[Stored records]
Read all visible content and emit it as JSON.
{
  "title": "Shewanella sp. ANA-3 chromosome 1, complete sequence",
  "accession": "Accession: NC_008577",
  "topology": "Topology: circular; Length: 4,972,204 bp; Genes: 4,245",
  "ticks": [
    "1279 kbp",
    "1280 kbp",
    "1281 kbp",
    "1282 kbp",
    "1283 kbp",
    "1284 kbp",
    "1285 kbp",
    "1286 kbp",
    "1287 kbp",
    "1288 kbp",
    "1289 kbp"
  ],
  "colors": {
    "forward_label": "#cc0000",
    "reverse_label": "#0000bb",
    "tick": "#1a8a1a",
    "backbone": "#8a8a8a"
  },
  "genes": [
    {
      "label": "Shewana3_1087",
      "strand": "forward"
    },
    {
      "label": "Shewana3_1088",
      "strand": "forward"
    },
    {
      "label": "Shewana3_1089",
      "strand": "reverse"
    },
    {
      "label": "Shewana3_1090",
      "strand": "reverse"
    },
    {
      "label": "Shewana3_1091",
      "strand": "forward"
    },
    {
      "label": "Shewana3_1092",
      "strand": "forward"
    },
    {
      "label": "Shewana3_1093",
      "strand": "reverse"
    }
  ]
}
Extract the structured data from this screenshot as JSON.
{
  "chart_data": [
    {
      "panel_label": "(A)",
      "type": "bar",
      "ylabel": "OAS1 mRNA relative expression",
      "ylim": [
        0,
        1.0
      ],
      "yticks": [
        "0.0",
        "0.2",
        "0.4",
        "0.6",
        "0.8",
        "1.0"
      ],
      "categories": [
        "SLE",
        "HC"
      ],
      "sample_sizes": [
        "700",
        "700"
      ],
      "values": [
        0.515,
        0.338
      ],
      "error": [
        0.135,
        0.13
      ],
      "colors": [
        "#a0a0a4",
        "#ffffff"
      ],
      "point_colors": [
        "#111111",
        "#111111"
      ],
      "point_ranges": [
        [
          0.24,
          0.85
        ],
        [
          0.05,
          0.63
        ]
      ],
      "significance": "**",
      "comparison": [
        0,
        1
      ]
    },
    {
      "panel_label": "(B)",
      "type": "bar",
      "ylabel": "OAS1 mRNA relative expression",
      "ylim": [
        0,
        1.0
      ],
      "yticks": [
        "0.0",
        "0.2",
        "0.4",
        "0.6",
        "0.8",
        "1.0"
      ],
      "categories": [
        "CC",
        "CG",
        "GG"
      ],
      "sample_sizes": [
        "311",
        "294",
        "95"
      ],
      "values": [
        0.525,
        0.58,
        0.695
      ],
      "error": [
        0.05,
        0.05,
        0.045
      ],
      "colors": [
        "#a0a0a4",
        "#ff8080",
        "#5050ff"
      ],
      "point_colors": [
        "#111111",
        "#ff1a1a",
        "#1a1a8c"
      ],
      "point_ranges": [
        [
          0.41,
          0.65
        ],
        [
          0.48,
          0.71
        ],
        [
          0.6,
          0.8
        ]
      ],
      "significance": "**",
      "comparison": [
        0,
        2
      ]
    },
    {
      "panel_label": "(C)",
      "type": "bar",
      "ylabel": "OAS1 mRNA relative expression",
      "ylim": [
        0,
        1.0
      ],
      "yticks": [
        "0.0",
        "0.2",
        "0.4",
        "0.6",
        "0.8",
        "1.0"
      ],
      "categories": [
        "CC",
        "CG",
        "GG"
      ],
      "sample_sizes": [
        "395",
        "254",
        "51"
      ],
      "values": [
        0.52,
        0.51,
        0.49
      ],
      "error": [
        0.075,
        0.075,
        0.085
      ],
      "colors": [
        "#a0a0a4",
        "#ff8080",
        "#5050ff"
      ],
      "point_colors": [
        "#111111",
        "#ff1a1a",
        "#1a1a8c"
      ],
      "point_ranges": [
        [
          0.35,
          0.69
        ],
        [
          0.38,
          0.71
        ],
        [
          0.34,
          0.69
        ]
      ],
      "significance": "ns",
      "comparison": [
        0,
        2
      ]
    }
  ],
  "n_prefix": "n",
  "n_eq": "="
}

* [Work order]: Set all of the records down again, exactly as they stand.

* [Task solution]:
Read all visible content and emit it as JSON.
{
  "title": "Shewanella sp. ANA-3 chromosome 1, complete sequence",
  "accession": "Accession: NC_008577",
  "topology": "Topology: circular; Length: 4,972,204 bp; Genes: 4,245",
  "ticks": [
    "1279 kbp",
    "1280 kbp",
    "1281 kbp",
    "1282 kbp",
    "1283 kbp",
    "1284 kbp",
    "1285 kbp",
    "1286 kbp",
    "1287 kbp",
    "1288 kbp",
    "1289 kbp"
  ],
  "colors": {
    "forward_label": "#cc0000",
    "reverse_label": "#0000bb",
    "tick": "#1a8a1a",
    "backbone": "#8a8a8a"
  },
  "genes": [
    {
      "label": "Shewana3_1087",
      "strand": "forward"
    },
    {
      "label": "Shewana3_1088",
      "strand": "forward"
    },
    {
      "label": "Shewana3_1089",
      "strand": "reverse"
    },
    {
      "label": "Shewana3_1090",
      "strand": "reverse"
    },
    {
      "label": "Shewana3_1091",
      "strand": "forward"
    },
    {
      "label": "Shewana3_1092",
      "strand": "forward"
    },
    {
      "label": "Shewana3_1093",
      "strand": "reverse"
    }
  ]
}
Extract the structured data from this screenshot as JSON.
{
  "chart_data": [
    {
      "panel_label": "(A)",
      "type": "bar",
      "ylabel": "OAS1 mRNA relative expression",
      "ylim": [
        0,
        1.0
      ],
      "yticks": [
        "0.0",
        "0.2",
        "0.4",
        "0.6",
        "0.8",
        "1.0"
      ],
      "categories": [
        "SLE",
        "HC"
      ],
      "sample_sizes": [
        "700",
        "700"
      ],
      "values": [
        0.515,
        0.338
      ],
      "error": [
        0.135,
        0.13
      ],
      "colors": [
        "#a0a0a4",
        "#ffffff"
      ],
      "point_colors": [
        "#111111",
        "#111111"
      ],
      "point_ranges": [
        [
          0.24,
          0.85
        ],
        [
          0.05,
          0.63
        ]
      ],
      "significance": "**",
      "comparison": [
        0,
        1
      ]
    },
    {
      "panel_label": "(B)",
      "type": "bar",
      "ylabel": "OAS1 mRNA relative expression",
      "ylim": [
        0,
        1.0
      ],
      "yticks": [
        "0.0",
        "0.2",
        "0.4",
        "0.6",
        "0.8",
        "1.0"
      ],
      "categories": [
        "CC",
        "CG",
        "GG"
      ],
      "sample_sizes": [
        "311",
        "294",
        "95"
      ],
      "values": [
        0.525,
        0.58,
        0.695
      ],
      "error": [
        0.05,
        0.05,
        0.045
      ],
      "colors": [
        "#a0a0a4",
        "#ff8080",
        "#5050ff"
      ],
      "point_colors": [
        "#111111",
        "#ff1a1a",
        "#1a1a8c"
      ],
      "point_ranges": [
        [
          0.41,
          0.65
        ],
        [
          0.48,
          0.71
        ],
        [
          0.6,
          0.8
        ]
      ],
      "significance": "**",
      "comparison": [
        0,
        2
      ]
    },
    {
      "panel_label": "(C)",
      "type": "bar",
      "ylabel": "OAS1 mRNA relative expression",
      "ylim": [
        0,
        1.0
      ],
      "yticks": [
        "0.0",
        "0.2",
        "0.4",
        "0.6",
        "0.8",
        "1.0"
      ],
      "categories": [
        "CC",
        "CG",
        "GG"
      ],
      "sample_sizes": [
        "395",
        "254",
        "51"
      ],
      "values": [
        0.52,
        0.51,
        0.49
      ],
      "error": [
        0.075,
        0.075,
        0.085
      ],
      "colors": [
        "#a0a0a4",
        "#ff8080",
        "#5050ff"
      ],
      "point_colors": [
        "#111111",
        "#ff1a1a",
        "#1a1a8c"
      ],
      "point_ranges": [
        [
          0.35,
          0.69
        ],
        [
          0.38,
          0.71
        ],
        [
          0.34,
          0.69
        ]
      ],
      "significance": "ns",
      "comparison": [
        0,
        2
      ]
    }
  ],
  "n_prefix": "n",
  "n_eq": "="
}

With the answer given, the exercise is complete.